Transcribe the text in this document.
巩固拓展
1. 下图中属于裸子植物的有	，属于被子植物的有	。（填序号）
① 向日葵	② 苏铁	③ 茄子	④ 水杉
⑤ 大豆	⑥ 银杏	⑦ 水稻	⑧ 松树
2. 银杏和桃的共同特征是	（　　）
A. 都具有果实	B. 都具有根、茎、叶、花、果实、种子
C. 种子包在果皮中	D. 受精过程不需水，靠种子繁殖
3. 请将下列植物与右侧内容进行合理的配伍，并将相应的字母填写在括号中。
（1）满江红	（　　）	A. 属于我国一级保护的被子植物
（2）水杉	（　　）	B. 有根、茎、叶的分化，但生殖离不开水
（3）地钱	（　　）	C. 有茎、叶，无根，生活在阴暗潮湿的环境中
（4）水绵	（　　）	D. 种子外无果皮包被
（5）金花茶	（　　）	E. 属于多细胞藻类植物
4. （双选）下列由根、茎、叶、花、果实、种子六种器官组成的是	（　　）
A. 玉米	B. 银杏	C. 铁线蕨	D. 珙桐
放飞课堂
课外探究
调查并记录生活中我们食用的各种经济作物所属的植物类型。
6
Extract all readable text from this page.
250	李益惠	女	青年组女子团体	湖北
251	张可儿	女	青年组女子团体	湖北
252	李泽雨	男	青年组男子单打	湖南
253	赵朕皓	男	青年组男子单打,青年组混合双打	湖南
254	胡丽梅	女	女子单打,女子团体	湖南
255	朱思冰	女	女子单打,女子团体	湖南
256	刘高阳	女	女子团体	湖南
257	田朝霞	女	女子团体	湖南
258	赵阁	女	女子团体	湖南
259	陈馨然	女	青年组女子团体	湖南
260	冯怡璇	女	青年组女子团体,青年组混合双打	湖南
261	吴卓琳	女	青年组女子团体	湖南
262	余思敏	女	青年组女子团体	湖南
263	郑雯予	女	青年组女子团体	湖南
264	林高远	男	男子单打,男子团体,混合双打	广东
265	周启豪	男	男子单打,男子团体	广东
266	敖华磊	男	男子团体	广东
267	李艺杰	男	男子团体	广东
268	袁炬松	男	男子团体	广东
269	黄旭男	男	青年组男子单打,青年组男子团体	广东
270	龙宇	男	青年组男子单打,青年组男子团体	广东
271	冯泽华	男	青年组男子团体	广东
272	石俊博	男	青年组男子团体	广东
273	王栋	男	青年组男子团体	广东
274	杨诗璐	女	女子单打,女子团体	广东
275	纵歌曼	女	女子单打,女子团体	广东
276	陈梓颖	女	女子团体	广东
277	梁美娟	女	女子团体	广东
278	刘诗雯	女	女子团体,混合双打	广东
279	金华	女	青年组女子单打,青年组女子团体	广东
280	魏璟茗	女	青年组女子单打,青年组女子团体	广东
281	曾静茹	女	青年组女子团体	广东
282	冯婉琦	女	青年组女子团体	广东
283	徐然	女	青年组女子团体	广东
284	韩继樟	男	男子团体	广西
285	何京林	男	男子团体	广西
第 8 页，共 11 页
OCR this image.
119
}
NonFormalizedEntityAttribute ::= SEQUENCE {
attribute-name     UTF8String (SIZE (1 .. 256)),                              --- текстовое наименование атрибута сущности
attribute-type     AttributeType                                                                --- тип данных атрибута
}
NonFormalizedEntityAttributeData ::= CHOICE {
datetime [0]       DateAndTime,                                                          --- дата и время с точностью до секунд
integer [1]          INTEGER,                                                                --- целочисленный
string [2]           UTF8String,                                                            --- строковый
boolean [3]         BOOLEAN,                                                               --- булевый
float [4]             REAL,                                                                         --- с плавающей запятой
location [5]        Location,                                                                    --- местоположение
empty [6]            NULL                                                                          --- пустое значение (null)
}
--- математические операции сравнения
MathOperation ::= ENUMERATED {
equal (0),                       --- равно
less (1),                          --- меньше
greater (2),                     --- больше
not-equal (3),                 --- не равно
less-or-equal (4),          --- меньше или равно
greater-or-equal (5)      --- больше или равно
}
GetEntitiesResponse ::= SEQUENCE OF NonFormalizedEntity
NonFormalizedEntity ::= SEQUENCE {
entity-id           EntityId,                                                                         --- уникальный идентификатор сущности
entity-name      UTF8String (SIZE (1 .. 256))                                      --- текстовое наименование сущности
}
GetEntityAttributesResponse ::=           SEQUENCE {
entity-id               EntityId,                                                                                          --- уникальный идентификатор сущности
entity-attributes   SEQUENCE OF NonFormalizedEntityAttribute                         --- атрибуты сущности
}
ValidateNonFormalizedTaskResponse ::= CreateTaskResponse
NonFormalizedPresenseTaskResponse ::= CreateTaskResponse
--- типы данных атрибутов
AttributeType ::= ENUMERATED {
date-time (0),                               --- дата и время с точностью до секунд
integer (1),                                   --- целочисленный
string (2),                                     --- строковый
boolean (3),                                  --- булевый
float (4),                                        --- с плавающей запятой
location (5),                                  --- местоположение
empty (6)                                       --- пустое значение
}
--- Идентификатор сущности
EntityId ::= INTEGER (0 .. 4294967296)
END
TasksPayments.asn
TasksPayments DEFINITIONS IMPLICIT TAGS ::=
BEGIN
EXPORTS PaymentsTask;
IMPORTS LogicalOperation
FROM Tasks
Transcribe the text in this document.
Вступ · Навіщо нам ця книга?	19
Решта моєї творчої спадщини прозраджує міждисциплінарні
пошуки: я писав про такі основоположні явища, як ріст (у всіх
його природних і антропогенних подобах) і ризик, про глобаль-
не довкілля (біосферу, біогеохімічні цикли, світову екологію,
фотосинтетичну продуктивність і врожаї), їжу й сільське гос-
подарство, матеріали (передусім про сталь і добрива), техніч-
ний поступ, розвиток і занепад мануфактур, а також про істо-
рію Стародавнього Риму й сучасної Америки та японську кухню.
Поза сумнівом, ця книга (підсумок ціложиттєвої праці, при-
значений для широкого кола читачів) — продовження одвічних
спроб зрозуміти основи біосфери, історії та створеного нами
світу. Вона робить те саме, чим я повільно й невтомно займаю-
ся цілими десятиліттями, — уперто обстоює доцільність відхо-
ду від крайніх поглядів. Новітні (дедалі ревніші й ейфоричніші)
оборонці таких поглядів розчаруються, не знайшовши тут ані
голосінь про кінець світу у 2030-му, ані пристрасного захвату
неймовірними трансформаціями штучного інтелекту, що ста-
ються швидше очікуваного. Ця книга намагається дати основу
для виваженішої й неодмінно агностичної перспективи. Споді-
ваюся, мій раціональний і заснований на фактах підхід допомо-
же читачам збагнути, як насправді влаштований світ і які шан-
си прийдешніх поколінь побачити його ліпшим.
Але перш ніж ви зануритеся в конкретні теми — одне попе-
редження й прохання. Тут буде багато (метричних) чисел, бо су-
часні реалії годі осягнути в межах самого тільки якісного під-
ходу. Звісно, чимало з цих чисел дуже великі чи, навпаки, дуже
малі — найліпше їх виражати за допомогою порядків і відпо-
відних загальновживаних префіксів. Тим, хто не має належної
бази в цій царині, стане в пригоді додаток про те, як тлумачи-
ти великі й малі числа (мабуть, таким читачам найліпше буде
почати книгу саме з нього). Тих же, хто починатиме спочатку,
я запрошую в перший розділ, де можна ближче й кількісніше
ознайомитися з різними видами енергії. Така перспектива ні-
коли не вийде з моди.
-------------------------
Instructions to follow: Give the count of lines containing "секунд", with no added text.

Output of the task: 2